PASSAGE —
####
I have a vector for which I need to calculate a threshold to convert it to a binary vector (above threshold=1, below=0). The values of the vector are either close to zero or far from it. So if plotted the vector, values either lie near X-axis or shoot up high(so there is a clear difference between the values). Each time, the values in the vector change so I need to calculate the threshold dynamically. There is no limit on max or min values that the vector can take. I know that otsu's method is used for grayscale images but since the range values for my vector is varying, I think I cannot use it. Is there any standard way to calculate threshold for my case? If not, are there any good workarounds?
####
DATA SHOWN —
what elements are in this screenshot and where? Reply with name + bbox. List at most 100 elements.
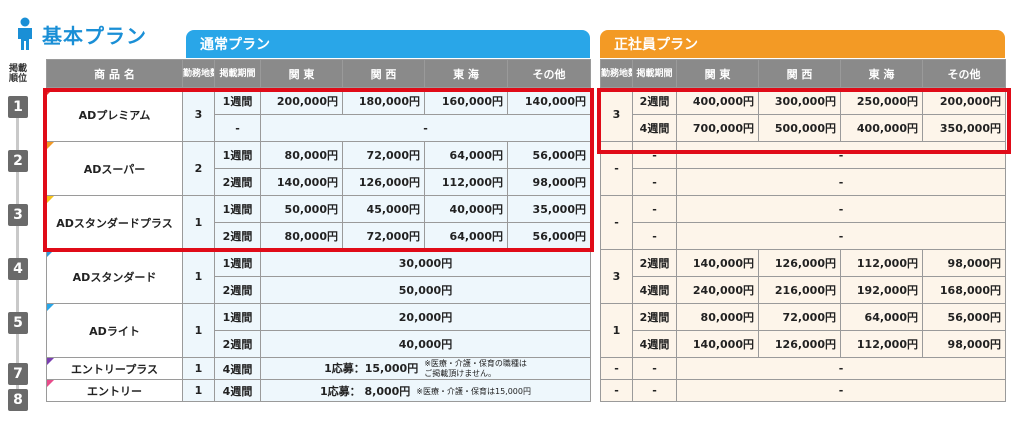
####
WRITTEN TASK 1 — In the question about thresholding a vector, why does the poster believe Otsu's method won't work? Answer in one to three sentences.
WRITTEN TASK 2 —
Decide whether each statement agrees with the vector-thresholding question. For each, answer yes or no and quote the deciding words.
(a) Most of the vector's values fall in a middle range between small and large.
(b) The vector's values are capped at a known maximum.
(c) In the binary vector, values above the threshold become 1.
WRITTEN TASK 3 — Proceed with the question about thresholding a vector, picking up after its last sentence.

TASK RESULT 1 — The poster notes that Otsu's method is used for grayscale images. Because the range of values in the vector keeps varying, the poster thinks it cannot be applied.

TASK RESULT 2 —
(a) No: "The values of the vector are either close to zero or far from it."
(b) No: "There is no limit on max or min values that the vector can take."
(c) Yes: "above threshold=1, below=0"

TASK RESULT 3 —
-
Could you post samples of your data (both standard cases and extreme cases) and the relevant code you have got so far, please? – kkuilla Mar 03 '14 at 09:55
-
You could specify the proportion of values you want to become 1. For example, for 50% your threshold would be `median(vector)`. – Luis Mendo Mar 03 '14 at 09:55
-
Normalize each vector to [0 1] and for thresholding use 0.5? – Divakar Mar 03 '14 at 10:00
-
Unless you define how you would like to separate the values in more detail it's arbitrary. But it sounds like a classification problem. Matlab has loads of toolboxes for that. – bdecaf Mar 03 '14 at 13:43
-
Ok. For now, I am normalizing the vector and applying otsu's method with an increment of 0.01. It works fine. Thank you – BaluRaman Mar 04 '14 at 03:51
2 Answers
I suggest you specify the percentage of values that will become 1, and use the corresponding percentile value as the threshold (computed with prctile
function from the Statistics Toolbox):
x = [3 45 0.1 0.4 10 5 6 1.2];
p = 70; %// percent of values that should become 1
threshold = prctile(x,p);
x_quant = x>=threshold;
This approach makes the threshold automatically adapt to your values. Since your data are unbounded, using percentiles may be better than using averages, because with the average a single large value can deviate your threshold more than desired.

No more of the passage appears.